Render the following material again verbatim, leaving nothing out.

— Start of Information provided —

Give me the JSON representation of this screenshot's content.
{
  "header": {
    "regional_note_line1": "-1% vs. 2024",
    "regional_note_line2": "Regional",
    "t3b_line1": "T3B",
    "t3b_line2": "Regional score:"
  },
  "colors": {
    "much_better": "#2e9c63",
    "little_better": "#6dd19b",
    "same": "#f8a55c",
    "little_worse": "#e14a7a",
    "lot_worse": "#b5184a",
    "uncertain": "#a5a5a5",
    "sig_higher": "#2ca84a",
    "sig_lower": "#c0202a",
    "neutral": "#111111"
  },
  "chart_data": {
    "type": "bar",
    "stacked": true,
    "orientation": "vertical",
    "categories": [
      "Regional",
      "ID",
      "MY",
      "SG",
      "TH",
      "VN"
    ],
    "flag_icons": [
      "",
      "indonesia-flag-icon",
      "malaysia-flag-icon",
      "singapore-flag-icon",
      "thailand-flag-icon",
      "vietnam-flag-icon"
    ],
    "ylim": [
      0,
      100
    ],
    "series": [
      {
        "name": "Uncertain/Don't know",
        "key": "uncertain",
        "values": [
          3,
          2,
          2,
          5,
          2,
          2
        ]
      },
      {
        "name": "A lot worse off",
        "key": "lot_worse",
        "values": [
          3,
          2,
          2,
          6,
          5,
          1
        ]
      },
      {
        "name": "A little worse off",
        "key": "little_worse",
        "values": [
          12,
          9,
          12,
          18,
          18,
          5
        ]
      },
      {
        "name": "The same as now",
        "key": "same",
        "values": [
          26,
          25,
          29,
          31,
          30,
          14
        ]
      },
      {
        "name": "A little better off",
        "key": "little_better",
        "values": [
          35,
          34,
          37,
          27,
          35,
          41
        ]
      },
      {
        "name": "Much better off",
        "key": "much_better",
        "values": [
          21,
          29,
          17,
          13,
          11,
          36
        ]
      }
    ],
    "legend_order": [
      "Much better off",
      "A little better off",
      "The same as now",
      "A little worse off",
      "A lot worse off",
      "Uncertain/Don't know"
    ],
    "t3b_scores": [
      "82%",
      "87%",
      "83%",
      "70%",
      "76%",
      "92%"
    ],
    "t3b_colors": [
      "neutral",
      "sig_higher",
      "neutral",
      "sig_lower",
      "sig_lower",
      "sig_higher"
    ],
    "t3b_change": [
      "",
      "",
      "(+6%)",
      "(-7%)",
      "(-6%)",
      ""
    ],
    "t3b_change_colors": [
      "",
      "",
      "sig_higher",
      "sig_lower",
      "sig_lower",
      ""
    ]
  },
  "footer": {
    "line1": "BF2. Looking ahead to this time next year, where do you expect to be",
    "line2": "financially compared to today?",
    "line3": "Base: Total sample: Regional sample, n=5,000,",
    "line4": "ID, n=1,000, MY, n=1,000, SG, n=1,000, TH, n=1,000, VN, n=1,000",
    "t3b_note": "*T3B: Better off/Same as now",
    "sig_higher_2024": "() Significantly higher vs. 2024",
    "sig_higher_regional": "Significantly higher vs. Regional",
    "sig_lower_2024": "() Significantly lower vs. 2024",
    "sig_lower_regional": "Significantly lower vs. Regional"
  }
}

— End of Information provided —

## Result of the task
Give me the JSON representation of this screenshot's content.
{
  "header": {
    "regional_note_line1": "-1% vs. 2024",
    "regional_note_line2": "Regional",
    "t3b_line1": "T3B",
    "t3b_line2": "Regional score:"
  },
  "colors": {
    "much_better": "#2e9c63",
    "little_better": "#6dd19b",
    "same": "#f8a55c",
    "little_worse": "#e14a7a",
    "lot_worse": "#b5184a",
    "uncertain": "#a5a5a5",
    "sig_higher": "#2ca84a",
    "sig_lower": "#c0202a",
    "neutral": "#111111"
  },
  "chart_data": {
    "type": "bar",
    "stacked": true,
    "orientation": "vertical",
    "categories": [
      "Regional",
      "ID",
      "MY",
      "SG",
      "TH",
      "VN"
    ],
    "flag_icons": [
      "",
      "indonesia-flag-icon",
      "malaysia-flag-icon",
      "singapore-flag-icon",
      "thailand-flag-icon",
      "vietnam-flag-icon"
    ],
    "ylim": [
      0,
      100
    ],
    "series": [
      {
        "name": "Uncertain/Don't know",
        "key": "uncertain",
        "values": [
          3,
          2,
          2,
          5,
          2,
          2
        ]
      },
      {
        "name": "A lot worse off",
        "key": "lot_worse",
        "values": [
          3,
          2,
          2,
          6,
          5,
          1
        ]
      },
      {
        "name": "A little worse off",
        "key": "little_worse",
        "values": [
          12,
          9,
          12,
          18,
          18,
          5
        ]
      },
      {
        "name": "The same as now",
        "key": "same",
        "values": [
          26,
          25,
          29,
          31,
          30,
          14
        ]
      },
      {
        "name": "A little better off",
        "key": "little_better",
        "values": [
          35,
          34,
          37,
          27,
          35,
          41
        ]
      },
      {
        "name": "Much better off",
        "key": "much_better",
        "values": [
          21,
          29,
          17,
          13,
          11,
          36
        ]
      }
    ],
    "legend_order": [
      "Much better off",
      "A little better off",
      "The same as now",
      "A little worse off",
      "A lot worse off",
      "Uncertain/Don't know"
    ],
    "t3b_scores": [
      "82%",
      "87%",
      "83%",
      "70%",
      "76%",
      "92%"
    ],
    "t3b_colors": [
      "neutral",
      "sig_higher",
      "neutral",
      "sig_lower",
      "sig_lower",
      "sig_higher"
    ],
    "t3b_change": [
      "",
      "",
      "(+6%)",
      "(-7%)",
      "(-6%)",
      ""
    ],
    "t3b_change_colors": [
      "",
      "",
      "sig_higher",
      "sig_lower",
      "sig_lower",
      ""
    ]
  },
  "footer": {
    "line1": "BF2. Looking ahead to this time next year, where do you expect to be",
    "line2": "financially compared to today?",
    "line3": "Base: Total sample: Regional sample, n=5,000,",
    "line4": "ID, n=1,000, MY, n=1,000, SG, n=1,000, TH, n=1,000, VN, n=1,000",
    "t3b_note": "*T3B: Better off/Same as now",
    "sig_higher_2024": "() Significantly higher vs. 2024",
    "sig_higher_regional": "Significantly higher vs. Regional",
    "sig_lower_2024": "() Significantly lower vs. 2024",
    "sig_lower_regional": "Significantly lower vs. Regional"
  }
}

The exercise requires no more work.